What you have to do —
Select from the records below every line that has the word "Mohammad" in it.

Data for processing —
━━━━━━━━━━━━━━━━

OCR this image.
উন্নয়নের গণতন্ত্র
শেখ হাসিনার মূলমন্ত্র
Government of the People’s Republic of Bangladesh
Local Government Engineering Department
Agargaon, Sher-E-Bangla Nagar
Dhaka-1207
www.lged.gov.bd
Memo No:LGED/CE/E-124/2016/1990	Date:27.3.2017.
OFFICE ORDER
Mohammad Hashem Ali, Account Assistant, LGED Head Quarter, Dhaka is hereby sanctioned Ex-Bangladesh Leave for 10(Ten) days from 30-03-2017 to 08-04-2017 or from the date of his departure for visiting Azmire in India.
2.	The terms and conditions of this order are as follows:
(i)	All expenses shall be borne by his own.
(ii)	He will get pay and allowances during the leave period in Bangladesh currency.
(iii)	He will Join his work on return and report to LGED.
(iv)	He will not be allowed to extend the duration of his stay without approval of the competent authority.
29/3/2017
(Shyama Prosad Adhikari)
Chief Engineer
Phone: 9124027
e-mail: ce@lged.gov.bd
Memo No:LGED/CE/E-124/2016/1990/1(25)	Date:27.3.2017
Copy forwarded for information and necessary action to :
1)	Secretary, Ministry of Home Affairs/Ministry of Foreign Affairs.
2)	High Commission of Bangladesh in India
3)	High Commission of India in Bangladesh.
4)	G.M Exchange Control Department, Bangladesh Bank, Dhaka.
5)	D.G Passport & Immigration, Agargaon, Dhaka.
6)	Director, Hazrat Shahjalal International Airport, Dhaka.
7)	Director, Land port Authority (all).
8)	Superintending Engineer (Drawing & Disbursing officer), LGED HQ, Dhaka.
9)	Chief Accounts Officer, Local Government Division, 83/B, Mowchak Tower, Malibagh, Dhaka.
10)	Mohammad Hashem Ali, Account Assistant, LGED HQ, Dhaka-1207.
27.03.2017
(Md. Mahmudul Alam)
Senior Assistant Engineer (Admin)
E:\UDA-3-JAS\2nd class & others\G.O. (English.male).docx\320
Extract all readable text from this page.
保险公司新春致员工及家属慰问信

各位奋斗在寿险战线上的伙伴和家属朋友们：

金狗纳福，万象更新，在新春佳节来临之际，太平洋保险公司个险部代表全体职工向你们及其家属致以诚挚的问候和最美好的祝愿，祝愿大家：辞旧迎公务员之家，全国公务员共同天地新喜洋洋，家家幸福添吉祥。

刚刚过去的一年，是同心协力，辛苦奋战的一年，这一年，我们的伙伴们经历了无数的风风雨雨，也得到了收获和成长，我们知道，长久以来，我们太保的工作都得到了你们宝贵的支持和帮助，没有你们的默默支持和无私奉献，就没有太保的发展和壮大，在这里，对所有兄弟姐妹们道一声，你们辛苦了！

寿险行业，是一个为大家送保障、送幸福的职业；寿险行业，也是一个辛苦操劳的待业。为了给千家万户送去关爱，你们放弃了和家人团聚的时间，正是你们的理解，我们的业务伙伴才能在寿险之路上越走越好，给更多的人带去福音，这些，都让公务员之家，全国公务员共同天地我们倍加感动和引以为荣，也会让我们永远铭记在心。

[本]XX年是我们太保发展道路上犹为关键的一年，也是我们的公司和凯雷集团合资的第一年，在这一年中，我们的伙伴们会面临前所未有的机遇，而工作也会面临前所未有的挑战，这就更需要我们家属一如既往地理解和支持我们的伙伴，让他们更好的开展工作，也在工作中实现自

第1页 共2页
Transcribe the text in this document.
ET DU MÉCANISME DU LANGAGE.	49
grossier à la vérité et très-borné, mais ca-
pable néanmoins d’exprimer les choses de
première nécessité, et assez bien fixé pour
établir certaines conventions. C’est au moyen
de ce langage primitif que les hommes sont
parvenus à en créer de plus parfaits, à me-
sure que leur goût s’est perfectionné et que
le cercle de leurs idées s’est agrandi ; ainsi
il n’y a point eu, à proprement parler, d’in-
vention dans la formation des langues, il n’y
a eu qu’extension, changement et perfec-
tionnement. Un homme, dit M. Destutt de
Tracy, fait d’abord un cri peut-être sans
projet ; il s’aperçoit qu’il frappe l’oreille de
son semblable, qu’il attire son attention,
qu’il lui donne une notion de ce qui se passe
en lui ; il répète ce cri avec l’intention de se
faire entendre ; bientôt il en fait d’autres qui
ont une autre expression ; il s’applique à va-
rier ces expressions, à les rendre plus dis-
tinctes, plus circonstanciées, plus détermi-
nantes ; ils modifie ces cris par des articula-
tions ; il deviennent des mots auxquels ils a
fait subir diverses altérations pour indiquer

━━━━━━━━━━━━━━━━

Correct output —
Mohammad Hashem Ali, Account Assistant, LGED Head Quarter, Dhaka is hereby sanctioned Ex-Bangladesh Leave for 10(Ten) days from 30-03-2017 to 08-04-2017 or from the date of his departure for visiting Azmire in India.
10)	Mohammad Hashem Ali, Account Assistant, LGED HQ, Dhaka-1207.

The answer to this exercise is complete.